→ Given exercise:
Pull out every line with the word "this" from the entries below.

→ Provided data:
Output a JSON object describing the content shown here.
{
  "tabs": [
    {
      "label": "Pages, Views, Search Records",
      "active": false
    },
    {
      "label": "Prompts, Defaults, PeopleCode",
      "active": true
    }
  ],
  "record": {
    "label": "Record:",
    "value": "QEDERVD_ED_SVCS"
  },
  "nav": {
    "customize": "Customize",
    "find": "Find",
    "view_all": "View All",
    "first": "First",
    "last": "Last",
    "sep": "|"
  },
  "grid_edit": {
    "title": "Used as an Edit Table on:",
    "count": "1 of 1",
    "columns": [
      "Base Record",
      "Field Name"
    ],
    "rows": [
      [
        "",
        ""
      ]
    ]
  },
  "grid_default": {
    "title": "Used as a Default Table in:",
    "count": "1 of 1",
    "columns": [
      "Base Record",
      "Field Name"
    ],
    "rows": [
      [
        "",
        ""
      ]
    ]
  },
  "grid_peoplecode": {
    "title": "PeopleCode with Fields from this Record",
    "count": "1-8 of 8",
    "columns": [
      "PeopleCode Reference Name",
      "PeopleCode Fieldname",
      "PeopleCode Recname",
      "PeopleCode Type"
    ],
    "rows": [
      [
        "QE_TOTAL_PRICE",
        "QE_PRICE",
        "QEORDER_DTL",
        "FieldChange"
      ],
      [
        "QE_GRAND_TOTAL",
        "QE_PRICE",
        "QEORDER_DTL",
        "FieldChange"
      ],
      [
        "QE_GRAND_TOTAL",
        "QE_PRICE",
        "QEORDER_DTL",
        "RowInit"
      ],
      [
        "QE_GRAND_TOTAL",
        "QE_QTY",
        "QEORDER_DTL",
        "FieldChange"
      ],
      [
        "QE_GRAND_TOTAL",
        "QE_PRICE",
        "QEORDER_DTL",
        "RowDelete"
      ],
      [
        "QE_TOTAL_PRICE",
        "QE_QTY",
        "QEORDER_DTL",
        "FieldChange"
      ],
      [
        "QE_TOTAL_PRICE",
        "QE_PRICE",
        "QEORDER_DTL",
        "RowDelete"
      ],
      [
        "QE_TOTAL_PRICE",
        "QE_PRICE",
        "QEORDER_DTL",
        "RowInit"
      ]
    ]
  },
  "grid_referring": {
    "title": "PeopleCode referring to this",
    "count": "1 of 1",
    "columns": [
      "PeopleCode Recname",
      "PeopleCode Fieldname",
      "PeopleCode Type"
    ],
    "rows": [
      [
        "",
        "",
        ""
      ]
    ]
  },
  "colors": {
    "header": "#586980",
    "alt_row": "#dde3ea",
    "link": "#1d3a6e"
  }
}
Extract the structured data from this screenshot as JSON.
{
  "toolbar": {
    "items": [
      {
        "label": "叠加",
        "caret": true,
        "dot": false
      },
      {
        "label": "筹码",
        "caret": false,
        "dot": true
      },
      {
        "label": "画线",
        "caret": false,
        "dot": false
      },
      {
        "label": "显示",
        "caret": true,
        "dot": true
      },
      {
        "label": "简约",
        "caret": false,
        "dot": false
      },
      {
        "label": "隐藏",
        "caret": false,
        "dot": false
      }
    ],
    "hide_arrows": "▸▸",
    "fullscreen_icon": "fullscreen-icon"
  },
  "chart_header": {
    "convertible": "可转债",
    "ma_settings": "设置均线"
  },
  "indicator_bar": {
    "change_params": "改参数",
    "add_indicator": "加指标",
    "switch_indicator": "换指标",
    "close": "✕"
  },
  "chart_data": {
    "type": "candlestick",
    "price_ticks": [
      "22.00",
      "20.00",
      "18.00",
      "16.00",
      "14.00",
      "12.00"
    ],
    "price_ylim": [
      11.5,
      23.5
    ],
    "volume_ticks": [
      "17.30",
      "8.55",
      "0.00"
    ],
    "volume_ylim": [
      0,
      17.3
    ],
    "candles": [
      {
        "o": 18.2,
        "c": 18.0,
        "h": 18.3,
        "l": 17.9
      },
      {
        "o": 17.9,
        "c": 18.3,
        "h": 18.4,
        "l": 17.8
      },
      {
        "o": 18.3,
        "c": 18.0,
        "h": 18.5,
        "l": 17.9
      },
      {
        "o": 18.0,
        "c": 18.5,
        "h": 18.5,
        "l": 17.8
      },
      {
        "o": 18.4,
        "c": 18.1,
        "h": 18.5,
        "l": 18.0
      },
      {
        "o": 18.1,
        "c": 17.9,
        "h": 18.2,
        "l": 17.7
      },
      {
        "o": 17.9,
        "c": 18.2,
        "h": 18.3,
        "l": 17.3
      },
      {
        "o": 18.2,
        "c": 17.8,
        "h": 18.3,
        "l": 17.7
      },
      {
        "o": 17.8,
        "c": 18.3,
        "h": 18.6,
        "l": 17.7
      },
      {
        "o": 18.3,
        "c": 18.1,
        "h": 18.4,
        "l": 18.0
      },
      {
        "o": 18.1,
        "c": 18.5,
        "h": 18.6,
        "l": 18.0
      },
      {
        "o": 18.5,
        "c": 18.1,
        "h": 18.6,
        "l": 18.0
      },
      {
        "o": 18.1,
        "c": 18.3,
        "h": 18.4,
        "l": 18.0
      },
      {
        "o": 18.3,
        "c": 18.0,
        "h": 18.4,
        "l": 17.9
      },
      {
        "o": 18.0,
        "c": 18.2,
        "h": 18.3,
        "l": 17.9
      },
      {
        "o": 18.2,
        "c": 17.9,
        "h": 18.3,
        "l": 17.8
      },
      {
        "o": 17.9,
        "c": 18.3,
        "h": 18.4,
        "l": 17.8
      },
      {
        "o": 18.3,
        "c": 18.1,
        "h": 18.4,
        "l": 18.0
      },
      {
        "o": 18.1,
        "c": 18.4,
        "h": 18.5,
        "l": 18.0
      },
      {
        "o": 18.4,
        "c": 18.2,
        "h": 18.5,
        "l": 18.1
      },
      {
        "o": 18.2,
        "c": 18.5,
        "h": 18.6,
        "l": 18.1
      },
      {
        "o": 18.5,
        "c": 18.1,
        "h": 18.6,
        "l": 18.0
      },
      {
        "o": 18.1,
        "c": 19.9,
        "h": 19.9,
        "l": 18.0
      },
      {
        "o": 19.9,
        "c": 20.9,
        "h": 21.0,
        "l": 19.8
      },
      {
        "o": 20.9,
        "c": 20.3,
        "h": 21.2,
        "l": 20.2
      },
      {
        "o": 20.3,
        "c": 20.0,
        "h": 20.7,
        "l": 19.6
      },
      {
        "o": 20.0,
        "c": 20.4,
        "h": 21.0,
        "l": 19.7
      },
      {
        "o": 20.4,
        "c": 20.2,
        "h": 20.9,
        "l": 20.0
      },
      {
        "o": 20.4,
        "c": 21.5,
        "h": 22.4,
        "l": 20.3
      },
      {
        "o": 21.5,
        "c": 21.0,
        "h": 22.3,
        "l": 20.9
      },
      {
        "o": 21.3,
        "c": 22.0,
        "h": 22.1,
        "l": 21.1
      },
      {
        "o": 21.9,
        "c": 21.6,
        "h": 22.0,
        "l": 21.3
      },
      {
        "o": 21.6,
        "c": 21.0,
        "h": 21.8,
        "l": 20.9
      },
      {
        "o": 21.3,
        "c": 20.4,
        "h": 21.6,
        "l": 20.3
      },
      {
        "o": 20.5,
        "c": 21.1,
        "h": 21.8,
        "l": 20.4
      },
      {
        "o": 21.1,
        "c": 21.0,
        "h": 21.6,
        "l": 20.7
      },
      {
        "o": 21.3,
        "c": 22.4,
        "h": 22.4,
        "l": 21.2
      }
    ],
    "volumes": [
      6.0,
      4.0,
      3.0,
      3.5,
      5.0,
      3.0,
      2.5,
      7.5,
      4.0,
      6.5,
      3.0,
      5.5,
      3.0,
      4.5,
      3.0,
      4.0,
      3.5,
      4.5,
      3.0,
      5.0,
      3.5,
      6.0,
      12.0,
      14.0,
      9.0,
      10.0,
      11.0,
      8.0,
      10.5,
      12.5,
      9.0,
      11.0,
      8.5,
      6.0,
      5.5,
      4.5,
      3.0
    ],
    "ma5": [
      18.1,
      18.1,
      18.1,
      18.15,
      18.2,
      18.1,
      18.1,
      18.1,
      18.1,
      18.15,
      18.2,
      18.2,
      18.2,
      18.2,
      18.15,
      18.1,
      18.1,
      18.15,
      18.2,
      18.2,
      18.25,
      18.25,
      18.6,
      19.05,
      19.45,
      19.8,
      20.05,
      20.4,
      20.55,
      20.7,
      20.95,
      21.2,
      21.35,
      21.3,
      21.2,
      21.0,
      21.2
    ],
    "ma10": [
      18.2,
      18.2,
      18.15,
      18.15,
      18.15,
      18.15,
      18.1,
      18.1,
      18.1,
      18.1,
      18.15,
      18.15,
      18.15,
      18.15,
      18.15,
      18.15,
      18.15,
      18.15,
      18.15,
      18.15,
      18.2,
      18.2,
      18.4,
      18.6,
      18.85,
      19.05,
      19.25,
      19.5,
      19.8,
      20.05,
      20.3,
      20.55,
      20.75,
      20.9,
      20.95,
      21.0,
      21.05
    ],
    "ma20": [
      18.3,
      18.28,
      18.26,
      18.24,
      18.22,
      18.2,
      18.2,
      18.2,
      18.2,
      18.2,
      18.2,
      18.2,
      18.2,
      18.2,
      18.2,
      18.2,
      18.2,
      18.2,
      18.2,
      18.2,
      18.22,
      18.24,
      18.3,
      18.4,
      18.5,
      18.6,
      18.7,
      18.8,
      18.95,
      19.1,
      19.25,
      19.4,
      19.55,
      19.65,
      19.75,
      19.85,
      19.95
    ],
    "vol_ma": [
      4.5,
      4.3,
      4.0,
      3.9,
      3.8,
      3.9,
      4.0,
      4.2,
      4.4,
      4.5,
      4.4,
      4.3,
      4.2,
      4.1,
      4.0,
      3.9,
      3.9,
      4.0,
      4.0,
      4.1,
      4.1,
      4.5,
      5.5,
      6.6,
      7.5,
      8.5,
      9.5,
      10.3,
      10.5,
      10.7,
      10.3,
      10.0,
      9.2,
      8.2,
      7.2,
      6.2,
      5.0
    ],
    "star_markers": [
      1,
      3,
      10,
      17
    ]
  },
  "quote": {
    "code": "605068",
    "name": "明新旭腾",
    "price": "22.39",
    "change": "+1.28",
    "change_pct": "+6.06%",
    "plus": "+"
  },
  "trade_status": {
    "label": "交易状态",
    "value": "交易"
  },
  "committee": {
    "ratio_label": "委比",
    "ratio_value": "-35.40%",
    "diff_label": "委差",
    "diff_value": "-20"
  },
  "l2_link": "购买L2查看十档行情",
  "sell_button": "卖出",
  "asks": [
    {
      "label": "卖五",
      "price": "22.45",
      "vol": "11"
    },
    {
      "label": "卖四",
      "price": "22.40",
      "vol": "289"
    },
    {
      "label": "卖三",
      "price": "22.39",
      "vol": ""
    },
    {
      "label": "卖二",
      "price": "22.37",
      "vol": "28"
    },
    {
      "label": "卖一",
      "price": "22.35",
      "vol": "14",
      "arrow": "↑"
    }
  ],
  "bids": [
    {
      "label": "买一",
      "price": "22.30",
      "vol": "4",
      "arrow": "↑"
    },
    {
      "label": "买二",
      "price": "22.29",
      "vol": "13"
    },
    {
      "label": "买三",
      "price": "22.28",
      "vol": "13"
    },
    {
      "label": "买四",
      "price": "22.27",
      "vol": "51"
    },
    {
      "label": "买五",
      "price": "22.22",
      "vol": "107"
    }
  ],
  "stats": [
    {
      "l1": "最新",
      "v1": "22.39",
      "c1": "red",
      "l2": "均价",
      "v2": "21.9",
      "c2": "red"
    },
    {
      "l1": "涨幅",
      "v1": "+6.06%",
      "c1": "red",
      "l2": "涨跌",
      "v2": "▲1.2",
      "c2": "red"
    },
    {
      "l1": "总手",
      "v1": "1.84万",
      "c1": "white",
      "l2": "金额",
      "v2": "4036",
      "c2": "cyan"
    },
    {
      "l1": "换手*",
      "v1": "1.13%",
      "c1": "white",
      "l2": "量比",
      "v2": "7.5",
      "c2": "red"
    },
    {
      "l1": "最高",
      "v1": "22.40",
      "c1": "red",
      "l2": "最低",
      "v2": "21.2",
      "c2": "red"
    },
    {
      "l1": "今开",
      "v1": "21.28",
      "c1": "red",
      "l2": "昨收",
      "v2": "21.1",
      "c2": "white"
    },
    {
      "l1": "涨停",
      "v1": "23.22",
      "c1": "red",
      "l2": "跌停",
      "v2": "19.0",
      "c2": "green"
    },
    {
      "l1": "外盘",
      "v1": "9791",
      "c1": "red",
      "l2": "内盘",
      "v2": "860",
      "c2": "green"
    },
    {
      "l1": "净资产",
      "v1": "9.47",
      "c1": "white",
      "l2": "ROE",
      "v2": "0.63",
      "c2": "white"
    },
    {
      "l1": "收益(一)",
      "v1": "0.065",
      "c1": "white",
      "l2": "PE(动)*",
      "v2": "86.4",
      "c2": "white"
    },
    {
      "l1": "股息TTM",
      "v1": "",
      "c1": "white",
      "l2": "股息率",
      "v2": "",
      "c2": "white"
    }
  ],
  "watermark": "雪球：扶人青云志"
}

→ Complete output:
    "title": "PeopleCode with Fields from this Record",
    "title": "PeopleCode referring to this",
Extract the structured data from this screenshot as JSON.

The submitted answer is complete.